### THE INPUT
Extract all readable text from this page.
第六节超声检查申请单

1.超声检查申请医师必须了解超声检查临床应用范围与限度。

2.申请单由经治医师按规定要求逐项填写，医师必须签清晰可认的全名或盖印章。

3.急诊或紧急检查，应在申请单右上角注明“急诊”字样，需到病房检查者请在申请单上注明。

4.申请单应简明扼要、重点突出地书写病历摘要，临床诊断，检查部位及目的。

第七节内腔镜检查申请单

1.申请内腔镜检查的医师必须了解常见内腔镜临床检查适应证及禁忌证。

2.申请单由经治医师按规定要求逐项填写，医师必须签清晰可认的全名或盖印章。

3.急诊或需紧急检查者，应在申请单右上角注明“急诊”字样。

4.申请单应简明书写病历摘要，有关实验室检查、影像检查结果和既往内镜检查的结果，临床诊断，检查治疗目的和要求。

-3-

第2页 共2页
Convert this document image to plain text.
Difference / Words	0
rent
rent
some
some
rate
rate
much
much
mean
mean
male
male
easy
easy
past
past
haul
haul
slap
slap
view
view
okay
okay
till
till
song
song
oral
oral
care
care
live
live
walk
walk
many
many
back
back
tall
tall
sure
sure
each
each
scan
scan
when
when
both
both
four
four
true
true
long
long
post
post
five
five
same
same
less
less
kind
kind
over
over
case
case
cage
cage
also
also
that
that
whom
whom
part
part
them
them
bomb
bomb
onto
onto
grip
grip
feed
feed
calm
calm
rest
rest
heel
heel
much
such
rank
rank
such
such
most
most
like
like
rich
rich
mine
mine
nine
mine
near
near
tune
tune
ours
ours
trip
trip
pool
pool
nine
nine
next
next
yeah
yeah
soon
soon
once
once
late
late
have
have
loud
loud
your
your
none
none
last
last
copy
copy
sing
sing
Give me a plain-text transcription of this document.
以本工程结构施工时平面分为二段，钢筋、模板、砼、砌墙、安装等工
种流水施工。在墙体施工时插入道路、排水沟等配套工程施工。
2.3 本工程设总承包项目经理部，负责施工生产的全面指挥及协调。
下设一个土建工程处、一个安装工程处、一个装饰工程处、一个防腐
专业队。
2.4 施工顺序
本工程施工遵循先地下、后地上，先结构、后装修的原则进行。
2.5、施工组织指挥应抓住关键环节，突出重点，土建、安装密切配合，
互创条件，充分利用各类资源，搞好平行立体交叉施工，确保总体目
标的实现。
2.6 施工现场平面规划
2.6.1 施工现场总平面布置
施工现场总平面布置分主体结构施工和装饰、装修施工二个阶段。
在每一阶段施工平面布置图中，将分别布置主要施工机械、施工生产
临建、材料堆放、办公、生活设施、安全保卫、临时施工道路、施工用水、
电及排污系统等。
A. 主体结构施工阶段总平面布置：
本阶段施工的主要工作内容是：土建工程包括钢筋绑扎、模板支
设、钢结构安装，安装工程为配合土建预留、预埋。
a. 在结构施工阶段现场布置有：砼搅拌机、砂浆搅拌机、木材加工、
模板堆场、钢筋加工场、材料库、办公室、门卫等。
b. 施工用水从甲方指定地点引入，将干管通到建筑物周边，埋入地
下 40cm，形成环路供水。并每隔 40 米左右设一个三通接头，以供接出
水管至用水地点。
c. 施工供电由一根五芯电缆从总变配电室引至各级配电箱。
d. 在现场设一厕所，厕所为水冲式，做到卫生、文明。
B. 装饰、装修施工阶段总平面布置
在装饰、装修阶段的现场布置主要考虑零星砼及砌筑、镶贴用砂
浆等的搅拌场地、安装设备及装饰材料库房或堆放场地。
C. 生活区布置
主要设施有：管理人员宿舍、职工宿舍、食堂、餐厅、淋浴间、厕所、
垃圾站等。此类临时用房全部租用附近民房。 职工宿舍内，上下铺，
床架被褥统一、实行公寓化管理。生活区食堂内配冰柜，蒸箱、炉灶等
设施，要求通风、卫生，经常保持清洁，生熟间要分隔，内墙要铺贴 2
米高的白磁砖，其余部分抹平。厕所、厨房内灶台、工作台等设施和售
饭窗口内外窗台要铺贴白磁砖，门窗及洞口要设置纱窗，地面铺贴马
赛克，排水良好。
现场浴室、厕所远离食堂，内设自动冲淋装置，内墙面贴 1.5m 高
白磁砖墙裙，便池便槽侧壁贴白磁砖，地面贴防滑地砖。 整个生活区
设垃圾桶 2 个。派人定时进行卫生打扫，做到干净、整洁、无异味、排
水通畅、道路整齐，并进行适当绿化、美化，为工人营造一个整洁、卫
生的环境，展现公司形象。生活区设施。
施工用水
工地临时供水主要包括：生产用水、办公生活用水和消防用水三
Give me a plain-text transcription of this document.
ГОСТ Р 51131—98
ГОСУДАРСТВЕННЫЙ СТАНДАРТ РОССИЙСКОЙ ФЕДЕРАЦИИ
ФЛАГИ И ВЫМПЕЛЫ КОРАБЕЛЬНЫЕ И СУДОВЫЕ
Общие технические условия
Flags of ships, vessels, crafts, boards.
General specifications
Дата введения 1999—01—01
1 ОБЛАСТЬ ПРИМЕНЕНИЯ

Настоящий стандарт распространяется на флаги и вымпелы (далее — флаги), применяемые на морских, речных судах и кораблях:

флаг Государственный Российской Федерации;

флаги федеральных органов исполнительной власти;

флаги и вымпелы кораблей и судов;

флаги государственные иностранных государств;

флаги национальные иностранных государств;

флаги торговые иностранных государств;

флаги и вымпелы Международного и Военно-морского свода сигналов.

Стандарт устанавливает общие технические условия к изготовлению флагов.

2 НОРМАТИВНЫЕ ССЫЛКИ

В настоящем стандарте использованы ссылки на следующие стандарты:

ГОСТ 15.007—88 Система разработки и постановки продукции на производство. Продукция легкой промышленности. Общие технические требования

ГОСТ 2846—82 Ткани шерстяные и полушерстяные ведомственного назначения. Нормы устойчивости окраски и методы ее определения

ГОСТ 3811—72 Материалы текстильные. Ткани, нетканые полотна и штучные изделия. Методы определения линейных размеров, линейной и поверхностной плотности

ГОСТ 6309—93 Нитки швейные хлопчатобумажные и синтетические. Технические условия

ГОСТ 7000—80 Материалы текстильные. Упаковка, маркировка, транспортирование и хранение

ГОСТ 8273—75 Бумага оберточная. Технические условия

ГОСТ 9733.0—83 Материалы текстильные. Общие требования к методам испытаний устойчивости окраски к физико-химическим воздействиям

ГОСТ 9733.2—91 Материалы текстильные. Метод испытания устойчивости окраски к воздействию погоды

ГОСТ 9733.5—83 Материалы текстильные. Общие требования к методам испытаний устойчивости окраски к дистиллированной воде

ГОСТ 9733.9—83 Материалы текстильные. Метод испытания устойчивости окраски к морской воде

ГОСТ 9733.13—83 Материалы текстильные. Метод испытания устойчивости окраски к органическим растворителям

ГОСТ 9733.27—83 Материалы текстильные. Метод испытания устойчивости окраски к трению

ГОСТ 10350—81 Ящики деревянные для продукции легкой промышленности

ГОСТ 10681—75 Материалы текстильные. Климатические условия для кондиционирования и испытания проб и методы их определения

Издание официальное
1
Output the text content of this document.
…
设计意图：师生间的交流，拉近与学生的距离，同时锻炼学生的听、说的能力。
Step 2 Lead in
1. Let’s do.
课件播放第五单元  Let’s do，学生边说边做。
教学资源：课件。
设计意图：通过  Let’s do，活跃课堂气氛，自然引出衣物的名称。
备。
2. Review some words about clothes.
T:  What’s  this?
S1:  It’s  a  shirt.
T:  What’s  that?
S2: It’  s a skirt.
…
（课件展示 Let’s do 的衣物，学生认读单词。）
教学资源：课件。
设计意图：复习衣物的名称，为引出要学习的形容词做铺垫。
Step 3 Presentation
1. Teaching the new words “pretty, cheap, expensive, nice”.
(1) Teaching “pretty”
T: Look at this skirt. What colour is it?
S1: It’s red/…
######
## WHAT THIS TASK INVOLVES
Reproduce exactly the line that holds "Output the text content of this document.", then every line after it, ending with the final line of the records above.

## PROBLEM SOLUTION
Output the text content of this document.
…
设计意图：师生间的交流，拉近与学生的距离，同时锻炼学生的听、说的能力。
Step 2 Lead in
1. Let’s do.
课件播放第五单元  Let’s do，学生边说边做。
教学资源：课件。
设计意图：通过  Let’s do，活跃课堂气氛，自然引出衣物的名称。
备。
2. Review some words about clothes.
T:  What’s  this?
S1:  It’s  a  shirt.
T:  What’s  that?
S2: It’  s a skirt.
…
（课件展示 Let’s do 的衣物，学生认读单词。）
教学资源：课件。
设计意图：复习衣物的名称，为引出要学习的形容词做铺垫。
Step 3 Presentation
1. Teaching the new words “pretty, cheap, expensive, nice”.
(1) Teaching “pretty”
T: Look at this skirt. What colour is it?
S1: It’s red/…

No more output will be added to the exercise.